_TÂCHES À RÉALISER_.
**a.** Répondez aux questions suivantes d'après le texte source.
(i) Comme quoi la France est-elle aujourd'hui traitée, selon l'auteur ?
(ii) Quelle utopie testerait-on sur ce territoire neutre ?
(iii) Que la France ne peut-elle pas faire sans se détruire ?
**b.** Dressez la liste complète des éléments de la maison ancienne auxquels le texte source compare la France.
**c.** Recopiez fidèlement le passage du texte source commençant par « Et cela, nous » et se terminant par « sans se détruire. ».

Et cela, nous avons le droit, oui, le droit, de vouloir le défendre.
La France n’est pas un laboratoire, c’est une maison
Il est frappant de constater à quel point la France est aujourd’hui traitée comme un simple laboratoire expérimental, dont le but serait d’accueillir, d’absorber, de se transformer — sans jamais opposer de résistance. On parle d’elle comme d’un simple point de passage, un territoire neutre sur lequel on testerait la dernière utopie en date : celle du mélange généralisé.
Mais un peuple n’est pas un tube à essai. La France n’est pas un « projet » post-national. C’est une maison ancienne, avec ses poutres, ses fondations, son mobilier, ses portraits d’ancêtres au mur. Elle peut accueillir, elle peut intégrer, elle peut aimer. Mais elle ne peut pas se renier sans se détruire.

_DONNÉES RÉPERTORIÉES_.
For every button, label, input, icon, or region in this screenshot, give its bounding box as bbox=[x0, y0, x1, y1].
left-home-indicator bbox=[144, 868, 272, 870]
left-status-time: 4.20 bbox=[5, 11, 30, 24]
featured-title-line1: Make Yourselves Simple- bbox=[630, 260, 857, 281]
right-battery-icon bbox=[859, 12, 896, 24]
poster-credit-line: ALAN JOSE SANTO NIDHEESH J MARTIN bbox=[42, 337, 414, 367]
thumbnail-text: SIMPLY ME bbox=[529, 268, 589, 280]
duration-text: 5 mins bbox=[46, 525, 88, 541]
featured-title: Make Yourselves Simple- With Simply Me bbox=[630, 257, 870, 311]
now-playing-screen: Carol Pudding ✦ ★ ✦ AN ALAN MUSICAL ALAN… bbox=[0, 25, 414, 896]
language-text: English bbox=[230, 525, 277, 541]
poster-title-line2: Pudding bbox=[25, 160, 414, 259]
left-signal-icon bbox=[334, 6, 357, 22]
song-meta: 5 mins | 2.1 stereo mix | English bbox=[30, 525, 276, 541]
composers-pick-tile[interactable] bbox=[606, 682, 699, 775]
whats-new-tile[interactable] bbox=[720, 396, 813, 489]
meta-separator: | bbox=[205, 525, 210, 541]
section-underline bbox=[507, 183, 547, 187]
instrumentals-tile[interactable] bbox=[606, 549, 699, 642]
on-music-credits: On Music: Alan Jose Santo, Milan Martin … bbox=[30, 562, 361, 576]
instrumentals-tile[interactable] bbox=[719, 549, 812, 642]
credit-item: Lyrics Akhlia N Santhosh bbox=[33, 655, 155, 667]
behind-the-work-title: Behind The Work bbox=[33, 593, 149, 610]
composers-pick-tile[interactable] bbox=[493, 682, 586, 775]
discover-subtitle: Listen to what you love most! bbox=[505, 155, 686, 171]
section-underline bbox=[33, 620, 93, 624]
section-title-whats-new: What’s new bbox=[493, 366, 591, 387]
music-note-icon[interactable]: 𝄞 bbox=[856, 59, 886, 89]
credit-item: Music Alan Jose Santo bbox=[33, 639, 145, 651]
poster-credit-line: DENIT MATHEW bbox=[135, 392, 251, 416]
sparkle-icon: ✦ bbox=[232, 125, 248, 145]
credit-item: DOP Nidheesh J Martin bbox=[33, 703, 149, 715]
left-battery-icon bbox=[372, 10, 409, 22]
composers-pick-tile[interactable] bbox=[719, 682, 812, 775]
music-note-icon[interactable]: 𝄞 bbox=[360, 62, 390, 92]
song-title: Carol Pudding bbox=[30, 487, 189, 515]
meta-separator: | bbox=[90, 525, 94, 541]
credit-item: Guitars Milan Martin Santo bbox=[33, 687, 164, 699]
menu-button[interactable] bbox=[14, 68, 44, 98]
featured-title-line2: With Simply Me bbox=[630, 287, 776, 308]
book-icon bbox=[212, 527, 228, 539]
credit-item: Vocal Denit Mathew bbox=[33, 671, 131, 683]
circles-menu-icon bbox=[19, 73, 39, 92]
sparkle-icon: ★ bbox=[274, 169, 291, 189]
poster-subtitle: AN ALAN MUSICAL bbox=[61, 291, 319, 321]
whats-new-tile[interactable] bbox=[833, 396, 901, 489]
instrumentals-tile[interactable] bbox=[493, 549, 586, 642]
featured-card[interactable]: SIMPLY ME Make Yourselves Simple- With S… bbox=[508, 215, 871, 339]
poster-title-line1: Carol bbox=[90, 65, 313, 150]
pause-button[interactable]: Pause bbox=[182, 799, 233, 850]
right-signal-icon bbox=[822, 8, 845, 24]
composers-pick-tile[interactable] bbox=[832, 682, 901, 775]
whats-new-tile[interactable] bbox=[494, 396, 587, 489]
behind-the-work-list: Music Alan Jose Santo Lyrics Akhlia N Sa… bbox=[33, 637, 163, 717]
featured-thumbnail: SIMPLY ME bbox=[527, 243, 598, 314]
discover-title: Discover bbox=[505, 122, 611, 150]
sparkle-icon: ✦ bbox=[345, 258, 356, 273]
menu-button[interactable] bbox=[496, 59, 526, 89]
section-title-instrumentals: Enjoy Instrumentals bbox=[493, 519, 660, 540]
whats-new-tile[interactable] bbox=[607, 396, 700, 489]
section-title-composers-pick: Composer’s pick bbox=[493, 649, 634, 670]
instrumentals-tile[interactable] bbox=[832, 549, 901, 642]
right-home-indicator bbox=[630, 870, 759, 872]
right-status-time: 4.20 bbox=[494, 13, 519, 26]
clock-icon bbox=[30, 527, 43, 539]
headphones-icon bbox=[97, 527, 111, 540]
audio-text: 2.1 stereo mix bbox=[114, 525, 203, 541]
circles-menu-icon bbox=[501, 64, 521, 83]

_SOLUTIONS PROPOSÉES_.
**a.**
(i) Comme un simple laboratoire expérimental.
(ii) Celle du mélange généralisé.
(iii) Se renier.

**b.** Ses poutres, ses fondations, son mobilier, ses portraits d'ancêtres au mur.

**c.**
Et cela, nous avons le droit, oui, le droit, de vouloir le défendre.
La France n’est pas un laboratoire, c’est une maison
Il est frappant de constater à quel point la France est aujourd’hui traitée comme un simple laboratoire expérimental, dont le but serait d’accueillir, d’absorber, de se transformer — sans jamais opposer de résistance. On parle d’elle comme d’un simple point de passage, un territoire neutre sur lequel on testerait la dernière utopie en date : celle du mélange généralisé.
Mais un peuple n’est pas un tube à essai. La France n’est pas un « projet » post-national. C’est une maison ancienne, avec ses poutres, ses fondations, son mobilier, ses portraits d’ancêtres au mur. Elle peut accueillir, elle peut intégrer, elle peut aimer. Mais elle ne peut pas se renier sans se détruire.